### Extract provided ###
Largan Precision Co, LTD v. Motorola Mobility, LLC.
4:21-cv-09138
N.D. Cal.Jul 26, 2022Background
- Largan Precision sued Motorola (N.D. Cal., No. 21-cv-09138) alleging infringement of six patents (the Asserted Patents).
- Motorola filed six IPR petitions challenging 74 of 75 asserted claims across five of the six patents and stipulated it will not assert in district court any grounds raised or reasonably could have been raised in the IPRs if instituted.
- The case was at an early stage: initial disclosures and contentions exchanged, limited document production, no depositions, claim construction briefing not yet begun (hearing set for Sept. 22, 2022), and no trial date set.
- Largan argued the stay should be denied because the PTAB had not yet instituted review, Motorola failed to identify alleged real parties in interest (Sunny Optical and Lenovo), and Motorola’s supplier-related discovery was needed for settlement and to define infringement scope.
- The Court granted Motorola’s motion to stay pending IPR resolution, denied Largan’s request for discovery carve-outs, and denied leave to file a sur-reply. The parties must file a joint status report by Jan. 23, 2023; Largan may later move to lift the stay.
### Records ###
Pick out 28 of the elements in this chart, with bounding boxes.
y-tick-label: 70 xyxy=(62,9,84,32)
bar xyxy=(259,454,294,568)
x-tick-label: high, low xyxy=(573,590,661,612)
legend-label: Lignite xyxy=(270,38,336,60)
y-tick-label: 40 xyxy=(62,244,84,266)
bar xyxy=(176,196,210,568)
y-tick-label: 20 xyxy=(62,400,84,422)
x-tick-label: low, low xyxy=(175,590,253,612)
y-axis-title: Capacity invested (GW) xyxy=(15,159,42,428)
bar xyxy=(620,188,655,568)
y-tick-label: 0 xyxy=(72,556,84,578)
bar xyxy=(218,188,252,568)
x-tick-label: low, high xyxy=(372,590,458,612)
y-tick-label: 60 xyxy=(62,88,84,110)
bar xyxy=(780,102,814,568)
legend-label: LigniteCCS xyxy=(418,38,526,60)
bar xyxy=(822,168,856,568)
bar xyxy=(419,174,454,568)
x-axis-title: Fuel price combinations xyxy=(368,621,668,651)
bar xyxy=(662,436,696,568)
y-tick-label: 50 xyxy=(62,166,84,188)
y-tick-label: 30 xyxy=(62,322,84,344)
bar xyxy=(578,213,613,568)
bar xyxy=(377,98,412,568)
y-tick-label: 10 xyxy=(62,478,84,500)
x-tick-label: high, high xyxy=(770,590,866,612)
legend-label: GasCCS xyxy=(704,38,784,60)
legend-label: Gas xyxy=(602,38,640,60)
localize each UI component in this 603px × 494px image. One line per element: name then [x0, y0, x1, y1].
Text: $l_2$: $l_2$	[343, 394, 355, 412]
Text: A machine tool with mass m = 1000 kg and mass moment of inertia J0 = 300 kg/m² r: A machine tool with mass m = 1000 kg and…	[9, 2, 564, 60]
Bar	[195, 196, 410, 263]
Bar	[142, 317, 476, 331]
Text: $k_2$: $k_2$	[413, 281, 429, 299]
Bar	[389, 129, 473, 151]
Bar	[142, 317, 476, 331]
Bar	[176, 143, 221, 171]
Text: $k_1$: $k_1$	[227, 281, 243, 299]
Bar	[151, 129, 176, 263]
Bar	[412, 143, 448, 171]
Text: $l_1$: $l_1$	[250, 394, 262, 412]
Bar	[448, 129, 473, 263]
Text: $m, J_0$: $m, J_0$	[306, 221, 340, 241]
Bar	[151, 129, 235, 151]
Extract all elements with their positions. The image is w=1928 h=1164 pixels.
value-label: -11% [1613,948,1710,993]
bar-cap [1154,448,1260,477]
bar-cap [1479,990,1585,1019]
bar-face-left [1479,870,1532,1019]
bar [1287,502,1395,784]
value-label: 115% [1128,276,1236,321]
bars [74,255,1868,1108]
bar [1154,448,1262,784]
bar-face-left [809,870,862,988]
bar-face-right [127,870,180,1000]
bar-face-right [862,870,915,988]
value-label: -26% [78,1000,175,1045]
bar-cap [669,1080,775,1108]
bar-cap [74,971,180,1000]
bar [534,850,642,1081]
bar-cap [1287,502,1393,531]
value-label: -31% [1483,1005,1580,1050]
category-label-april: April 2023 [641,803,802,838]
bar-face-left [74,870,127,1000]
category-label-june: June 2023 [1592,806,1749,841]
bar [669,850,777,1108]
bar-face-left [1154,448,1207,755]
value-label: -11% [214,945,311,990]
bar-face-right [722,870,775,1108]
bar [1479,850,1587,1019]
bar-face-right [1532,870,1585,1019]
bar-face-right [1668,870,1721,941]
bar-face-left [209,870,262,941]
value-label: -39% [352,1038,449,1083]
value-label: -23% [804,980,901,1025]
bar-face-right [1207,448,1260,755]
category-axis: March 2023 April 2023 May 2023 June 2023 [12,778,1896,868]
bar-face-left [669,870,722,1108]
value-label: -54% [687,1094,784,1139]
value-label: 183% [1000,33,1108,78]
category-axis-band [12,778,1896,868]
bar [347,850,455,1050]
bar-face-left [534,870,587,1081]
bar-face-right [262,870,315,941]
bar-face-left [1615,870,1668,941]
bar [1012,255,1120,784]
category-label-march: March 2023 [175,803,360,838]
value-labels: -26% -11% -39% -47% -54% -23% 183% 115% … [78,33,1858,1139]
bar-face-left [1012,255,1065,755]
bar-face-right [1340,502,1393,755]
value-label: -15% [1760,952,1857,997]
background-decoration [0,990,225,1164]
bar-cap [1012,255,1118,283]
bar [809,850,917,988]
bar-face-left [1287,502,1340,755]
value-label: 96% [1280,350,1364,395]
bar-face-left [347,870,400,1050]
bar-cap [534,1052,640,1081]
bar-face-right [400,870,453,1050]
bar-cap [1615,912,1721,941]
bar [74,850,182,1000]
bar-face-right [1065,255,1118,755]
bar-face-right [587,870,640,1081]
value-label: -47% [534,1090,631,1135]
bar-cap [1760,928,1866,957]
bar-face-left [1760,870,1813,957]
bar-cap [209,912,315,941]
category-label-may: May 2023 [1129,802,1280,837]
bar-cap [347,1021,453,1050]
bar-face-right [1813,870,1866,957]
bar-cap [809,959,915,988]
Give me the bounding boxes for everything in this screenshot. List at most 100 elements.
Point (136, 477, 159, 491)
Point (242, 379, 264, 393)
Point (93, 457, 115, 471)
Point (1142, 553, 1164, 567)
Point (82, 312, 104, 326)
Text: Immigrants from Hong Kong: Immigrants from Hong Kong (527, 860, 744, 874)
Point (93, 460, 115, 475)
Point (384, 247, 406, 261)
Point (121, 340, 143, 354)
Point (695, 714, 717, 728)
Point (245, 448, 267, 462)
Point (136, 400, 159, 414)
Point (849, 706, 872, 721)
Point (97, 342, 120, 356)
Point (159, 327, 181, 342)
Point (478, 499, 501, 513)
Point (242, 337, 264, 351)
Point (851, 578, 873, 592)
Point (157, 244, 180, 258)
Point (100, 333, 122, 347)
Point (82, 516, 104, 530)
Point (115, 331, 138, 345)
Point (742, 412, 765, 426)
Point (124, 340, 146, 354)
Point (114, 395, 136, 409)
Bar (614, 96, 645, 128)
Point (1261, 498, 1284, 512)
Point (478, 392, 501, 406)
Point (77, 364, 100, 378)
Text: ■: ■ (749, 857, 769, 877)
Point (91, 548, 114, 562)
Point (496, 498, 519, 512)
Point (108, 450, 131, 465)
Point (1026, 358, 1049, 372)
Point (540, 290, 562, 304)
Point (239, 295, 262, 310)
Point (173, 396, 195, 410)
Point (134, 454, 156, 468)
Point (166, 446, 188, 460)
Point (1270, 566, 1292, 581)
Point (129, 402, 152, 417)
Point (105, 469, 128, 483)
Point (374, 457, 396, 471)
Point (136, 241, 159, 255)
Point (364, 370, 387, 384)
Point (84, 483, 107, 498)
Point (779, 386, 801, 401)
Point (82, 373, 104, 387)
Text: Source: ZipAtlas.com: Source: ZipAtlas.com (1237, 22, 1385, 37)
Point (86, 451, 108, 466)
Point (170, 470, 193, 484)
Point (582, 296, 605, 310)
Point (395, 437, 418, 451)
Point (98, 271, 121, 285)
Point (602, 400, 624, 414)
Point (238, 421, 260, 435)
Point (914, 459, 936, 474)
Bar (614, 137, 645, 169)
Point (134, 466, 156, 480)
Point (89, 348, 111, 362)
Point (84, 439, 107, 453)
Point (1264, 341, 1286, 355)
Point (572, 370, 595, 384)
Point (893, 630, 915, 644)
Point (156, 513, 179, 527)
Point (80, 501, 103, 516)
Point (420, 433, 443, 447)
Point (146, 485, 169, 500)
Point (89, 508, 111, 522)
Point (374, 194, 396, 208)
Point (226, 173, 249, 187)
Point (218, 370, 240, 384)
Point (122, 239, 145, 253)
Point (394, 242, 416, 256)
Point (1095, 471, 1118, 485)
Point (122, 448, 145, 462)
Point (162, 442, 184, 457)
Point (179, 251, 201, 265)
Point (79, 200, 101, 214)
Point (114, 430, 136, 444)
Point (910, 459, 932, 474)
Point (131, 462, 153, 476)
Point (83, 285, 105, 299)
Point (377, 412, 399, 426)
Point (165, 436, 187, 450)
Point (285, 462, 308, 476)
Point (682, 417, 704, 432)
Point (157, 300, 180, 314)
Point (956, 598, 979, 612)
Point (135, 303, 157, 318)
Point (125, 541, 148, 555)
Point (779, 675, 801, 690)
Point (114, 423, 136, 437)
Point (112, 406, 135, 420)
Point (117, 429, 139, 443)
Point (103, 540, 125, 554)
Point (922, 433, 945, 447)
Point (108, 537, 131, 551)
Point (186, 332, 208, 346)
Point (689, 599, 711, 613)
###
> _Written request 1_: By what date must the parties file a joint status report, according to the case summary?
> _Written request 2_: Retype the case summary from "Largan Precision Co, LTD" up to and including "(the Asserted Patents).".

> _Right answer 1_: By Jan. 23, 2023.

> _Right answer 2_:
Largan Precision Co, LTD v. Motorola Mobility, LLC.
4:21-cv-09138
N.D. Cal.Jul 26, 2022Background
- Largan Precision sued Motorola (N.D. Cal., No. 21-cv-09138) alleging infringement of six patents (the Asserted Patents).